-- BEGIN Information supplied --

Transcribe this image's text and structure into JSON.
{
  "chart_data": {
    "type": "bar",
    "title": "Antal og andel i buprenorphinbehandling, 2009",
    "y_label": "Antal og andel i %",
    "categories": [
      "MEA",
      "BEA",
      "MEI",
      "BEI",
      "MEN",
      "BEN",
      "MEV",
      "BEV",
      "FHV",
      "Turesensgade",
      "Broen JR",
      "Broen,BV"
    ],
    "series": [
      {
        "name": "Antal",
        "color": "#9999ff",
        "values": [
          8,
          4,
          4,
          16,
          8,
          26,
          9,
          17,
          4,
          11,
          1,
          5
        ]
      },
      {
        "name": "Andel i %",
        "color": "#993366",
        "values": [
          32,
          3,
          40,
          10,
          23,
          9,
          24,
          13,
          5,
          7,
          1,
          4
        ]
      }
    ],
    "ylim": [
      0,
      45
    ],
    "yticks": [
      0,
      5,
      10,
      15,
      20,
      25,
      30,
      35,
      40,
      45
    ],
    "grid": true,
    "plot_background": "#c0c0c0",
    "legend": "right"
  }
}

-- END Information supplied --

Work to complete. Repeat the lines above exactly.

Answer to this exercise.
Transcribe this image's text and structure into JSON.
{
  "chart_data": {
    "type": "bar",
    "title": "Antal og andel i buprenorphinbehandling, 2009",
    "y_label": "Antal og andel i %",
    "categories": [
      "MEA",
      "BEA",
      "MEI",
      "BEI",
      "MEN",
      "BEN",
      "MEV",
      "BEV",
      "FHV",
      "Turesensgade",
      "Broen JR",
      "Broen,BV"
    ],
    "series": [
      {
        "name": "Antal",
        "color": "#9999ff",
        "values": [
          8,
          4,
          4,
          16,
          8,
          26,
          9,
          17,
          4,
          11,
          1,
          5
        ]
      },
      {
        "name": "Andel i %",
        "color": "#993366",
        "values": [
          32,
          3,
          40,
          10,
          23,
          9,
          24,
          13,
          5,
          7,
          1,
          4
        ]
      }
    ],
    "ylim": [
      0,
      45
    ],
    "yticks": [
      0,
      5,
      10,
      15,
      20,
      25,
      30,
      35,
      40,
      45
    ],
    "grid": true,
    "plot_background": "#c0c0c0",
    "legend": "right"
  }
}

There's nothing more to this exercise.